## Die Aufgaben
[1] Stimmen die folgenden Aussagen mit dem Text zu „Kool Killer“ überein? Beantworten Sie jede mit Ja oder Nein und zitieren Sie die entscheidenden Worte des Textes: (a) Der Film wurde auf 16mm gedreht. (b) Die Tonspur besteht aus den Songs der Stones. (c) Der Mann springt vom Fünfmeterbrett ins Schwimmbecken.
[2] Schreiben Sie den Abschnitt des Textes zu „Kool Killer“ neu, beginnend mit „KOOLKILLER ist gewidmet“ und weiter bis „Experimentalfilmworkshop Osnabrück 1982.“, und setzen Sie dabei „Körperkult“ an die Stelle von „Schönheitskult“.
[3] Wie geht der Text zu „Kool Killer“ nach seinem letzten Satz weiter? Schreiben Sie den nächsten Teil.

## Ausgewählte Textstelle
* * * *
Pola Reuth

Kool Killer

BRD 1981
5 min
Farbe
Lichtton
16mm
D: Peter Tippelt

KOOLKILLER ist gewidmet

– einem seelenlosen Schönheitskult, wie er schon Leni Riefenstahl wichtiger war als zuweilen mehr als fragwürdiges Arbeitsmaterial
– dem gesundheitlichen Zusammenbruch Jean Vigos infolge des außergewöhnlich rauen Wetters bei den Dreharbeiten zu seinem kommerziell erfolglosen letzten Film
– Der Frage nach einer sinnvollen Filmhandlung, die ebenso selten gelöst worden ist, wie die abstrakten Formprobleme
Katalog Experimentalfilmworkshop Osnabrück 1982.

[…] eine traumhafte Montage von Steinstatuen, Männerkörpern, einem Männerkörper mit Bodybuilder Statur […]
In einer Besprechung las ich ‚Pola Reuth entlarvt die Posen des Heroischen’ – mir scheint das ‚Entlarven’ ebenso ein ‚Affirmieren’, eine Ambivalenz, die wohl nicht nur als Ironie verstanden werden will …
Perthold, Sabine (Hg.): Rote Küsse. Film Schau Buch. Tübingen: konkursbuch Verlag Claudia Gehrke, 1990, S. 205f.

Atemberaubend Kool Killer — ein Experimentalfilm der Frankfurter Filmemacherin Pola Reuth. Er kritisiert seine eigene Widmung: „Kool Killer ist gewidmet einem seelenlosen Schönheitskult, wie er schon Leni Riefenstahl wichtiger war als zuweilen mehr als fragwürdiges Arbeitsmaterial; (…)“ (Programmheft). Die Handlung des 8 Minuten-Films: der Sprung eines muskulösen, sportlich trainierten Mannes vom Fünfmeterbrett ins Schwimmbecken. Die Aufnahme dieses Sprungs ist bearbeitet worden, vom Fernsehen und, in slow motion, vom Schneidetisch abgefilmt — das Spiel mit den Effekten verschiedener Medien ist Formprinzip des Films. Bewußtsein darüber, in der Situation eines Medienrezipienten zu sein, radikalisiert die Tonspur: Aufnahmen von Live-Konzerten der Stones, aber nicht die Songs, sondern das Toben des Publikums zwischen den Nummern, aufgepeitscht von Mick Jagger. ,,People see you! Yeah, people see you!“ Überhöht die narzistische (sic!) Sammlung des Bodybuilding-Mannes vor dem Sprung und vernichtet durch das ironische Zusammenspiel von Bild und Ton ihre Wirkung. Zerfall heroischer Rhetorik: der im Ansatz dreimal angehaltene Sprung.
* * * *
## Ausgewählte Daten
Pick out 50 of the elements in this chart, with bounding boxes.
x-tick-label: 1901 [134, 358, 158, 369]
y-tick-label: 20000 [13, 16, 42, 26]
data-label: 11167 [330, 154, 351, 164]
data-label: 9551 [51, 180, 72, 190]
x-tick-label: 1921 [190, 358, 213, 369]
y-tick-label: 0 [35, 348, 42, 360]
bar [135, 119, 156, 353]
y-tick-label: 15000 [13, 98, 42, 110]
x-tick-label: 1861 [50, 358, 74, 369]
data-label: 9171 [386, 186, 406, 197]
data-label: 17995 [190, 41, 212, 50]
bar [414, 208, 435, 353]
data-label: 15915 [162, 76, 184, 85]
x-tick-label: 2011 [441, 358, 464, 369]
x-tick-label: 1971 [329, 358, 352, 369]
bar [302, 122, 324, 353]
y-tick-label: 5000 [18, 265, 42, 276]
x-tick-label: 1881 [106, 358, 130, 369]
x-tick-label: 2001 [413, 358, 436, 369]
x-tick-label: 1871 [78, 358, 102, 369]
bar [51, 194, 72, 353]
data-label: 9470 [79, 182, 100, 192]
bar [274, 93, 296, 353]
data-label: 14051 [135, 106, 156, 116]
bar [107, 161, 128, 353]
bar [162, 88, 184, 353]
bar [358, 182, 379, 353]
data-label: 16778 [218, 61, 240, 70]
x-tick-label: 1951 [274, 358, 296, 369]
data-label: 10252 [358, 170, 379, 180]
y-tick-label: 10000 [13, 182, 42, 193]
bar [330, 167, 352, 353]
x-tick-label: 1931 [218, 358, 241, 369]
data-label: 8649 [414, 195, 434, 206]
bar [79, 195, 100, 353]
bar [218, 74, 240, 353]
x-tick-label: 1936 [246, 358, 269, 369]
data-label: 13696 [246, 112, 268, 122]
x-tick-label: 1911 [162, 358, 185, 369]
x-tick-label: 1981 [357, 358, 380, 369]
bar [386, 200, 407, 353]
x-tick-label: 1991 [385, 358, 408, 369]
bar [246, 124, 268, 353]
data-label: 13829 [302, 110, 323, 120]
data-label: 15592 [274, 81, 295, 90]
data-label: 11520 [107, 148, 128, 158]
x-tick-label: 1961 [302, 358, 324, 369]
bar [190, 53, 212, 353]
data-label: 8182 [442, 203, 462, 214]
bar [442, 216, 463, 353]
* * * *
## Antworten in Reihenfolge
[1]
(a) Ja: „16mm“
(b) Nein: „aber nicht die Songs, sondern das Toben des Publikums zwischen den Nummern“
(c) Ja: „vom Fünfmeterbrett ins Schwimmbecken“

[2]
KOOLKILLER ist gewidmet

– einem seelenlosen Körperkult, wie er schon Leni Riefenstahl wichtiger war als zuweilen mehr als fragwürdiges Arbeitsmaterial
– dem gesundheitlichen Zusammenbruch Jean Vigos infolge des außergewöhnlich rauen Wetters bei den Dreharbeiten zu seinem kommerziell erfolglosen letzten Film
– Der Frage nach einer sinnvollen Filmhandlung, die ebenso selten gelöst worden ist, wie die abstrakten Formprobleme
Katalog Experimentalfilmworkshop Osnabrück 1982.

[3]
Der ständig gegenwärtige Applaus kann nicht als Ausdruck gelöster Energie mißkannt werden, das Konfektionelle pointiert die ‚Bebilderung’ des Publikums — Mannequins und Dressmen, aus Warenhauskatalogen reproduziert.
Weiteres Spiel mit dem Szenarium von Virilität etabliert den politischen Kontext des „seelenlosen Schönheitskultes“ über die psychologische Begründung des Narzismus hinaus. Diaaufnahmen weißer Marmorstatuen, Sportler in verschiedenen Posen, aus dem Mussolini-Stadion bei Rom. Überblendungen: der Held des Films stellt diese Posen nach, mit einem Tennisschläger, einem Paar Skiern, einem Diskus — aber es ist kein Diskus, sondern ein Frisbee, das er weich und spielerisch aus dem Bild gleiten läßt. Die elegante Sequenz verleugnet nicht die Faszination des Körperkults, im libidinösen Umgang mit der sonnenwarmen Haut etwa. Sie verflüchtigt diesen Affekt aber auch: der Mann steht auf einem Hügelkamm, die Kamera sieht zu ihm auf — Tarzan, ein absurder He¬ros im Dreieckshöschen aus Leopardenimitat.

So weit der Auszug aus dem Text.